──────── Text shown ────────

I miss-read the post. I had reversed the numbers in my head. (It is a habit for me to always speak of front numbers first and rear numbers second)

However, the numbers indicate a even bigger dynamic inbalance in the chassis as they are. This could really be just Scott's method of driving (BIG RIGHT FOOT), too small a rear tire, wrong compound, or rear bump rates too high.

I do not know the valving on pro-shocks, but from your numbers ("The pro shocks were set at 5 and 7 out of a 1 to 8 range" Note: I am assuming 5 front and 7 rear and equal bump/ rebound adjustment per click) I think that you might have the rear set too high in bump and the front may be too high in rebound.

And your statement "My cobra does not behave under trail breaking. It behaves much better with early brake, earlyier throttle in the corner" indicates too light a bump in front and too light rebound in the rear. That aside, In a high horsepower to weight ratio/short wheelbase car, your method of driving has proven to be the fast way around. (So stop giving yourself a bad time about your talents. You would be real surprised at how few drivers can even tell understeer from oversteer.)

────────

Copy out the entire forum post about shock settings and cornering in the Cobra, word for word.

──────── Information given ────────

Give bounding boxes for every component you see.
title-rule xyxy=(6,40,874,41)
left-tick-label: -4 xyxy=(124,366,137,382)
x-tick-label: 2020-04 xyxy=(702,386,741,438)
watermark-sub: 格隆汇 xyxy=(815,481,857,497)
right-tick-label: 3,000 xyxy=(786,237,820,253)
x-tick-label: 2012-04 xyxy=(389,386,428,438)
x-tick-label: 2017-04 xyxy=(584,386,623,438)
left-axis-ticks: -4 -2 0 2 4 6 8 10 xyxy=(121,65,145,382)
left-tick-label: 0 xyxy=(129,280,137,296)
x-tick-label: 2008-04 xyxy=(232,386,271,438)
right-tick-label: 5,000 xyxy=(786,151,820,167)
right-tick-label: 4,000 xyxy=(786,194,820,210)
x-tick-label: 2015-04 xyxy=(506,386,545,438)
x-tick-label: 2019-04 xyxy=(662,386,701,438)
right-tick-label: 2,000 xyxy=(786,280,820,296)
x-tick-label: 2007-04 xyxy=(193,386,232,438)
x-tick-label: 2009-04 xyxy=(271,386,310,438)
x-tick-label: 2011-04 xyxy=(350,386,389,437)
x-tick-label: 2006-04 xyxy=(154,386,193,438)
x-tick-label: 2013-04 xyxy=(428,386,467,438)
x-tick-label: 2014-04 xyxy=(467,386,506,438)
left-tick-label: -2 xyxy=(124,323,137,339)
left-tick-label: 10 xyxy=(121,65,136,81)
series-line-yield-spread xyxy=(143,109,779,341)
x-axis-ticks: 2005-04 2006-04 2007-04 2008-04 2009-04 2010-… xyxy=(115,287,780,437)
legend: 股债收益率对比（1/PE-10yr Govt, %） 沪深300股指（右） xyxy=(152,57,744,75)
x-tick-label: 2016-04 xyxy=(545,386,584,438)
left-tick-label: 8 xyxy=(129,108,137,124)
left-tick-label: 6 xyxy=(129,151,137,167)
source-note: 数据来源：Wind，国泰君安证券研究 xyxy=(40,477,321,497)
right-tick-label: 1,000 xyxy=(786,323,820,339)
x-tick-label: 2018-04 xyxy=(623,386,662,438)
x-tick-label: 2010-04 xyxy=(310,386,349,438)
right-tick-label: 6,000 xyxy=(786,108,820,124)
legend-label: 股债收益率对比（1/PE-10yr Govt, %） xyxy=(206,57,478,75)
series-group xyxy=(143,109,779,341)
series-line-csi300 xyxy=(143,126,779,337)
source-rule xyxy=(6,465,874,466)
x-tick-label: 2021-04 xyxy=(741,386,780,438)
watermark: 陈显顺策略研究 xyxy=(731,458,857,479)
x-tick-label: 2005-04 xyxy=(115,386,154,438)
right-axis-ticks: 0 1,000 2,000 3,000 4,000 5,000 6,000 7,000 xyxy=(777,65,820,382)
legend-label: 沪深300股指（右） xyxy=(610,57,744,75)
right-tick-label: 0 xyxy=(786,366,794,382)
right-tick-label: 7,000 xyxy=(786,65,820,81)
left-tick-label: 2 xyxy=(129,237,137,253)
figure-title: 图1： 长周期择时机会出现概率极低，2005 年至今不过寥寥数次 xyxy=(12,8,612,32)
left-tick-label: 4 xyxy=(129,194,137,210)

────────

- _The completed task_
I miss-read the post. I had reversed the numbers in my head. (It is a habit for me to always speak of front numbers first and rear numbers second)

However, the numbers indicate a even bigger dynamic inbalance in the chassis as they are. This could really be just Scott's method of driving (BIG RIGHT FOOT), too small a rear tire, wrong compound, or rear bump rates too high.

I do not know the valving on pro-shocks, but from your numbers ("The pro shocks were set at 5 and 7 out of a 1 to 8 range" Note: I am assuming 5 front and 7 rear and equal bump/ rebound adjustment per click) I think that you might have the rear set too high in bump and the front may be too high in rebound.

And your statement "My cobra does not behave under trail breaking. It behaves much better with early brake, earlyier throttle in the corner" indicates too light a bump in front and too light rebound in the rear. That aside, In a high horsepower to weight ratio/short wheelbase car, your method of driving has proven to be the fast way around. (So stop giving yourself a bad time about your talents. You would be real surprised at how few drivers can even tell understeer from oversteer.)